** The task **
For the data that follows, report how many lines contain the word "object", and nothing else.

** Provided entries **
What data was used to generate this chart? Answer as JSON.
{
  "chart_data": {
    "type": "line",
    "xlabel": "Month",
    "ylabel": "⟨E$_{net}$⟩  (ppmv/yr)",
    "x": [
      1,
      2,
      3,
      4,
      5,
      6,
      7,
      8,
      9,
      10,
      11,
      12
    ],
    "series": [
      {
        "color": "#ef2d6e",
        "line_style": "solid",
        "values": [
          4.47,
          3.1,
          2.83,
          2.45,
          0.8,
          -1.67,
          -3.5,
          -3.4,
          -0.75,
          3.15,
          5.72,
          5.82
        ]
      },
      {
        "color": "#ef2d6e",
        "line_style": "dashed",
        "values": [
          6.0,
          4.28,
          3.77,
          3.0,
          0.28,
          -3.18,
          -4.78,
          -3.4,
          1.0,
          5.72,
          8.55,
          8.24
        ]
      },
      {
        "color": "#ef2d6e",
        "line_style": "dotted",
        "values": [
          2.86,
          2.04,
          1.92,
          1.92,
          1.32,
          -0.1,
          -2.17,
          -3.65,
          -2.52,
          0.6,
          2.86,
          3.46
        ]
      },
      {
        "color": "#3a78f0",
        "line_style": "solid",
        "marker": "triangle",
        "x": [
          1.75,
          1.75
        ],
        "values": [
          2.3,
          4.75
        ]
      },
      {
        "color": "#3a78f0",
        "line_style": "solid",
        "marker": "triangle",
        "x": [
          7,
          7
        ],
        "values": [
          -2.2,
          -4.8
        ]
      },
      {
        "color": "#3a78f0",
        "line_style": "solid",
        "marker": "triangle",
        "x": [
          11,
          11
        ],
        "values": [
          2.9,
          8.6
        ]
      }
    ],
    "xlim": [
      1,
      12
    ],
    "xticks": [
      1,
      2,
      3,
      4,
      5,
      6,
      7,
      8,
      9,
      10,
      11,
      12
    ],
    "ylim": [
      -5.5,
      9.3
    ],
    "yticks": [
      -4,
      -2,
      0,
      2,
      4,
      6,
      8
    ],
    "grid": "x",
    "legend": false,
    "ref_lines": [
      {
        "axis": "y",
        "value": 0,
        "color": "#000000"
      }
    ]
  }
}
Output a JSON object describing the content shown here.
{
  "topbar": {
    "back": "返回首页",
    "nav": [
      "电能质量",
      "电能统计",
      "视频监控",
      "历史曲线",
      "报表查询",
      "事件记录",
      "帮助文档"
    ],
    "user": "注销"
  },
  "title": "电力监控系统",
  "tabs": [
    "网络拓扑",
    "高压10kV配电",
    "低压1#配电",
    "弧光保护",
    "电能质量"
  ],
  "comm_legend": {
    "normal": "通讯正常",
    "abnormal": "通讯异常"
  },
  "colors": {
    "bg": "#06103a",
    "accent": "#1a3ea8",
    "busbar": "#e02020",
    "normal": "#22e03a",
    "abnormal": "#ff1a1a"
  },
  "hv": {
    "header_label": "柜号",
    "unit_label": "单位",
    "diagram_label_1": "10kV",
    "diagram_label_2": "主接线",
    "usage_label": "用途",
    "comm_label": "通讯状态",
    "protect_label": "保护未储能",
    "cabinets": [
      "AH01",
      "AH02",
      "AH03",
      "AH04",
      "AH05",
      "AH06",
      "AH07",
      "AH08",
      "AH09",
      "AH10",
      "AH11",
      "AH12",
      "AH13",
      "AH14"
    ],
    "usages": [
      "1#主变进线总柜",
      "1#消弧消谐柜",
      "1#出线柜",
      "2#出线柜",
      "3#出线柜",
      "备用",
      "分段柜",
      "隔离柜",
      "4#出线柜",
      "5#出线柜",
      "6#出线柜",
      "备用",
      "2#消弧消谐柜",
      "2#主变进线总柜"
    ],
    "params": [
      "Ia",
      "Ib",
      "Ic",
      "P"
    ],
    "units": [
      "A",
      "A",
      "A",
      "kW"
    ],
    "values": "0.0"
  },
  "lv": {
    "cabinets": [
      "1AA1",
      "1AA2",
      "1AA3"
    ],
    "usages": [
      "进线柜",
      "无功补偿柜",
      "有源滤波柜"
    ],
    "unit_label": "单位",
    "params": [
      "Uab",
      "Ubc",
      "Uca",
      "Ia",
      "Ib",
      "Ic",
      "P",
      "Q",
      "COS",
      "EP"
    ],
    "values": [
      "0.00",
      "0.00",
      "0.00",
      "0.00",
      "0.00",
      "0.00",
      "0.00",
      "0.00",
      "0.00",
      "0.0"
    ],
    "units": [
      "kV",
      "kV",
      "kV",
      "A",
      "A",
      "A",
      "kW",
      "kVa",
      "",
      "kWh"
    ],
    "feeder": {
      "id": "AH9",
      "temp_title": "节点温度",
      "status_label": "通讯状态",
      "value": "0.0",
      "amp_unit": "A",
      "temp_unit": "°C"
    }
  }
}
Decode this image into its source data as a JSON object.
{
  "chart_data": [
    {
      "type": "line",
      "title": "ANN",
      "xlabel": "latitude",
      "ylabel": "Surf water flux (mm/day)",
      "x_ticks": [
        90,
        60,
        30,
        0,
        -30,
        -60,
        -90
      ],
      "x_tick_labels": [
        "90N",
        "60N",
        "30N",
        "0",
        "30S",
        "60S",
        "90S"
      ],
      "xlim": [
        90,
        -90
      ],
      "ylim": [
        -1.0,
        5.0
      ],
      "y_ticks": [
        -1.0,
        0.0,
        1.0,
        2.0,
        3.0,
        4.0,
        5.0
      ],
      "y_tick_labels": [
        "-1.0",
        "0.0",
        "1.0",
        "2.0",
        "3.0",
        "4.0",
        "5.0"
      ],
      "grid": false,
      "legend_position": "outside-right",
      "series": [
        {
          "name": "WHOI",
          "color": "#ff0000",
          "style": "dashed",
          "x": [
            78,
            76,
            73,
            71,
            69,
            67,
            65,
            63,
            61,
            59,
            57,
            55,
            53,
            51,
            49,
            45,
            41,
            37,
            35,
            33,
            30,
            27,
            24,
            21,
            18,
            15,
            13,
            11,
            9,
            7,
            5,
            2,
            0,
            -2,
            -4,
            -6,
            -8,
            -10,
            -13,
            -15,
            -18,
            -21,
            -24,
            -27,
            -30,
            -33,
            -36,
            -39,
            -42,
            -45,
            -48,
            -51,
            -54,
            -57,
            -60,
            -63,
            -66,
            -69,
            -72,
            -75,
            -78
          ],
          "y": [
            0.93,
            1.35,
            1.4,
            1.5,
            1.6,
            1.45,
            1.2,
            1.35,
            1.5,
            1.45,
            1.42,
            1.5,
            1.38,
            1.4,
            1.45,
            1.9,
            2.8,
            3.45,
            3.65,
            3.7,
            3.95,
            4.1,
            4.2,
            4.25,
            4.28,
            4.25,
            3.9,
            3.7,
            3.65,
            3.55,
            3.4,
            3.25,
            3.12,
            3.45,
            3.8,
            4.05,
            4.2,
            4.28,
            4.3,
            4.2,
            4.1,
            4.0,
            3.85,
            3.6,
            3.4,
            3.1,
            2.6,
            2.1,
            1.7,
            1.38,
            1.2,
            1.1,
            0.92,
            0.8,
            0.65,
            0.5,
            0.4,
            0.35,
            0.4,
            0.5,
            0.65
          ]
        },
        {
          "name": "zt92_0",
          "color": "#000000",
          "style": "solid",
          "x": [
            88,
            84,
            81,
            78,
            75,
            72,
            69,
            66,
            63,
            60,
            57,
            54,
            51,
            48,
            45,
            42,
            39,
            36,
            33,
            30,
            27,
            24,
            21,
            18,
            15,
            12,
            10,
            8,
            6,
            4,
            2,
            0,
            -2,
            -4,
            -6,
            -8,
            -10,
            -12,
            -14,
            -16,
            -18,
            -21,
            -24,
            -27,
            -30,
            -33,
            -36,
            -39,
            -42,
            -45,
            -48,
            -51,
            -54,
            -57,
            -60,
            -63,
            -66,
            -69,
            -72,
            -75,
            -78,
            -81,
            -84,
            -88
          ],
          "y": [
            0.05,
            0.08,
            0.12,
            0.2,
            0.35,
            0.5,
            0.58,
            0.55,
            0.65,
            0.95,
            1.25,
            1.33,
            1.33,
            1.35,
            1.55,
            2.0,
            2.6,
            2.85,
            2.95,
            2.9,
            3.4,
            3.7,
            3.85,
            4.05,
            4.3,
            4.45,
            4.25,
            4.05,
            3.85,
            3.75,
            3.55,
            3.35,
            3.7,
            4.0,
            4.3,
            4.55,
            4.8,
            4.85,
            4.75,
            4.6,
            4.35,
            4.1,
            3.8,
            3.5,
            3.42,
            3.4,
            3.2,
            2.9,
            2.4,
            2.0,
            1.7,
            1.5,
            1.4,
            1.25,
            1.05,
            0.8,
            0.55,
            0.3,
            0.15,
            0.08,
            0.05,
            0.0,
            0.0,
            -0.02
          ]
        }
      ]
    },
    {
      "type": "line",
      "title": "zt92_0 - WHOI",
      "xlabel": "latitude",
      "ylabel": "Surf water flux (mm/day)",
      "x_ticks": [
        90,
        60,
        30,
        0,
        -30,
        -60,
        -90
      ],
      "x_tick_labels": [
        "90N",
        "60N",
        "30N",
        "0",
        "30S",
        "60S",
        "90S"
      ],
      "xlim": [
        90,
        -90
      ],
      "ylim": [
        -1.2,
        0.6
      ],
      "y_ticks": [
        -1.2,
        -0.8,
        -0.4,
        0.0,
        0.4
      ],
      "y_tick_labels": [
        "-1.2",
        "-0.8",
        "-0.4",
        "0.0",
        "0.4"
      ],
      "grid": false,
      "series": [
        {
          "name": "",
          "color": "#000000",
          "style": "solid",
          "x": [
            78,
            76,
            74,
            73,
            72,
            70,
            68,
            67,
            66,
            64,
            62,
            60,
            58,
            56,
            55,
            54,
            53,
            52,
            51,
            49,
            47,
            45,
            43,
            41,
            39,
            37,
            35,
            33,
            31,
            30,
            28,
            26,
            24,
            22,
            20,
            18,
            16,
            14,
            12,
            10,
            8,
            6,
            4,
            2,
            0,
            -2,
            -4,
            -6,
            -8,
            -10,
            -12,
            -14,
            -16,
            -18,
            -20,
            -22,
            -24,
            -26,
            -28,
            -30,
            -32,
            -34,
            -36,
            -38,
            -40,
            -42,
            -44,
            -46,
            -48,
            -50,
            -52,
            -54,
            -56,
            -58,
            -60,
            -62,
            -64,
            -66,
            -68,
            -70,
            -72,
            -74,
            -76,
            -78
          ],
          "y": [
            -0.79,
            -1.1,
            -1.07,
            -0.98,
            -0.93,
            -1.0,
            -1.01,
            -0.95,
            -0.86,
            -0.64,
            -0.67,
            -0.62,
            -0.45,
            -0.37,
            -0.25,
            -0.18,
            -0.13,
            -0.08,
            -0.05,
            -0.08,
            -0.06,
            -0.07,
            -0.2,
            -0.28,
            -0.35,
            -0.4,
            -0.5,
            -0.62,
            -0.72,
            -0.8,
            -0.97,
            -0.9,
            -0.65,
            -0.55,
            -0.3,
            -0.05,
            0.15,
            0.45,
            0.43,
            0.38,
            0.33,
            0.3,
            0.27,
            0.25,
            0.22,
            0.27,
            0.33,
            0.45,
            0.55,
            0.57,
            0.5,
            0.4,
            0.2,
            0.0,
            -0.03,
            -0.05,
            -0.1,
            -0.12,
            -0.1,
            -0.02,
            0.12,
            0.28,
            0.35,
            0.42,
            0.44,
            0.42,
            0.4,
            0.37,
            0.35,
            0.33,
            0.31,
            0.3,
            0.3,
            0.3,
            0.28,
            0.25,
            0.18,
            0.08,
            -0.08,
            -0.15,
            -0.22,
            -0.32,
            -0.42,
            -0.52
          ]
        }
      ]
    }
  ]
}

** Answer to the problem **
2